Figure record listings
━━━
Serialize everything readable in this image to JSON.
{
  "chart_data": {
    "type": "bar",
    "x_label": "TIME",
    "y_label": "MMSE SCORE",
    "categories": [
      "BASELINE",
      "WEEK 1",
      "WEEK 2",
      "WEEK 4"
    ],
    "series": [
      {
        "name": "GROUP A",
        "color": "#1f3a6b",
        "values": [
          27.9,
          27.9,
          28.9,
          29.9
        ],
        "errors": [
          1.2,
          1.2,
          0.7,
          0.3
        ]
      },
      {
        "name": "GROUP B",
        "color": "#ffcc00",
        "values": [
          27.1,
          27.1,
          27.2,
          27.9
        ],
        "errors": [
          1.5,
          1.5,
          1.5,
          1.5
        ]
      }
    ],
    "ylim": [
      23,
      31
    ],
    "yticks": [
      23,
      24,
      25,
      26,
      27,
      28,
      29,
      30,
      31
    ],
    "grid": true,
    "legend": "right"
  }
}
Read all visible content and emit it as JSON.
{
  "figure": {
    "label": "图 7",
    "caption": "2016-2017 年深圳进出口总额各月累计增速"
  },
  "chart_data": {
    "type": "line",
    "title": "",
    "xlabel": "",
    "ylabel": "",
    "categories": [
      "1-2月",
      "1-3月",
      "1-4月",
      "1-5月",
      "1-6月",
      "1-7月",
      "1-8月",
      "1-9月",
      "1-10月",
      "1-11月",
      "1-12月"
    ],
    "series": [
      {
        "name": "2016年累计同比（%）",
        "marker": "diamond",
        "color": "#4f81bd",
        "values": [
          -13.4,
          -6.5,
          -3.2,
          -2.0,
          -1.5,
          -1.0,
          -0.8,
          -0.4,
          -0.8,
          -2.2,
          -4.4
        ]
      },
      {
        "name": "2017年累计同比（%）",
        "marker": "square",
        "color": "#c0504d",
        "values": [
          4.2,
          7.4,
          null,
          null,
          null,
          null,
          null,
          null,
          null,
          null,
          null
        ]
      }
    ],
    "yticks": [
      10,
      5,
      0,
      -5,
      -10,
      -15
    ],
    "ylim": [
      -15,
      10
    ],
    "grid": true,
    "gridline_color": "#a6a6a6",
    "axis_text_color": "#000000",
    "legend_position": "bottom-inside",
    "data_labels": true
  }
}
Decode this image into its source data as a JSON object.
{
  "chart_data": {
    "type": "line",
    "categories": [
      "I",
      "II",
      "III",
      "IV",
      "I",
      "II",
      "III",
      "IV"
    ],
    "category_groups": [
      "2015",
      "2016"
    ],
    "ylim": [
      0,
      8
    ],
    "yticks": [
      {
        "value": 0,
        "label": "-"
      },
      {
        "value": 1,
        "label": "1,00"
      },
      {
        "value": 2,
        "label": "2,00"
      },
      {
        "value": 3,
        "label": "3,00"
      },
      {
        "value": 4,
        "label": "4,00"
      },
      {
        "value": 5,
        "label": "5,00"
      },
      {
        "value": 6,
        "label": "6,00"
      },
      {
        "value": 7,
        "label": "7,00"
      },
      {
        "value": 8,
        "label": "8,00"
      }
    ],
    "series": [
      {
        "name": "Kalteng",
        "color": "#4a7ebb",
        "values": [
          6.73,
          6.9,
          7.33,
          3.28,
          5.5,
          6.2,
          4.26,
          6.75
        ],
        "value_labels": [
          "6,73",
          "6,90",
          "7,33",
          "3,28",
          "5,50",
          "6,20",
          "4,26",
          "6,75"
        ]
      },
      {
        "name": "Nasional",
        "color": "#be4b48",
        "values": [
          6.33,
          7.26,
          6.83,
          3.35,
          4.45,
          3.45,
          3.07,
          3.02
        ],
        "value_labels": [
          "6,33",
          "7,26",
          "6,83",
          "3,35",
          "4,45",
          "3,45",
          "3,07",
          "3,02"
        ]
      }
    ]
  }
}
━━━
Exercise requirements: Restate every line of the data word for word.

Full answer:
Serialize everything readable in this image to JSON.
{
  "chart_data": {
    "type": "bar",
    "x_label": "TIME",
    "y_label": "MMSE SCORE",
    "categories": [
      "BASELINE",
      "WEEK 1",
      "WEEK 2",
      "WEEK 4"
    ],
    "series": [
      {
        "name": "GROUP A",
        "color": "#1f3a6b",
        "values": [
          27.9,
          27.9,
          28.9,
          29.9
        ],
        "errors": [
          1.2,
          1.2,
          0.7,
          0.3
        ]
      },
      {
        "name": "GROUP B",
        "color": "#ffcc00",
        "values": [
          27.1,
          27.1,
          27.2,
          27.9
        ],
        "errors": [
          1.5,
          1.5,
          1.5,
          1.5
        ]
      }
    ],
    "ylim": [
      23,
      31
    ],
    "yticks": [
      23,
      24,
      25,
      26,
      27,
      28,
      29,
      30,
      31
    ],
    "grid": true,
    "legend": "right"
  }
}
Read all visible content and emit it as JSON.
{
  "figure": {
    "label": "图 7",
    "caption": "2016-2017 年深圳进出口总额各月累计增速"
  },
  "chart_data": {
    "type": "line",
    "title": "",
    "xlabel": "",
    "ylabel": "",
    "categories": [
      "1-2月",
      "1-3月",
      "1-4月",
      "1-5月",
      "1-6月",
      "1-7月",
      "1-8月",
      "1-9月",
      "1-10月",
      "1-11月",
      "1-12月"
    ],
    "series": [
      {
        "name": "2016年累计同比（%）",
        "marker": "diamond",
        "color": "#4f81bd",
        "values": [
          -13.4,
          -6.5,
          -3.2,
          -2.0,
          -1.5,
          -1.0,
          -0.8,
          -0.4,
          -0.8,
          -2.2,
          -4.4
        ]
      },
      {
        "name": "2017年累计同比（%）",
        "marker": "square",
        "color": "#c0504d",
        "values": [
          4.2,
          7.4,
          null,
          null,
          null,
          null,
          null,
          null,
          null,
          null,
          null
        ]
      }
    ],
    "yticks": [
      10,
      5,
      0,
      -5,
      -10,
      -15
    ],
    "ylim": [
      -15,
      10
    ],
    "grid": true,
    "gridline_color": "#a6a6a6",
    "axis_text_color": "#000000",
    "legend_position": "bottom-inside",
    "data_labels": true
  }
}
Decode this image into its source data as a JSON object.
{
  "chart_data": {
    "type": "line",
    "categories": [
      "I",
      "II",
      "III",
      "IV",
      "I",
      "II",
      "III",
      "IV"
    ],
    "category_groups": [
      "2015",
      "2016"
    ],
    "ylim": [
      0,
      8
    ],
    "yticks": [
      {
        "value": 0,
        "label": "-"
      },
      {
        "value": 1,
        "label": "1,00"
      },
      {
        "value": 2,
        "label": "2,00"
      },
      {
        "value": 3,
        "label": "3,00"
      },
      {
        "value": 4,
        "label": "4,00"
      },
      {
        "value": 5,
        "label": "5,00"
      },
      {
        "value": 6,
        "label": "6,00"
      },
      {
        "value": 7,
        "label": "7,00"
      },
      {
        "value": 8,
        "label": "8,00"
      }
    ],
    "series": [
      {
        "name": "Kalteng",
        "color": "#4a7ebb",
        "values": [
          6.73,
          6.9,
          7.33,
          3.28,
          5.5,
          6.2,
          4.26,
          6.75
        ],
        "value_labels": [
          "6,73",
          "6,90",
          "7,33",
          "3,28",
          "5,50",
          "6,20",
          "4,26",
          "6,75"
        ]
      },
      {
        "name": "Nasional",
        "color": "#be4b48",
        "values": [
          6.33,
          7.26,
          6.83,
          3.35,
          4.45,
          3.45,
          3.07,
          3.02
        ],
        "value_labels": [
          "6,33",
          "7,26",
          "6,83",
          "3,35",
          "4,45",
          "3,45",
          "3,07",
          "3,02"
        ]
      }
    ]
  }
}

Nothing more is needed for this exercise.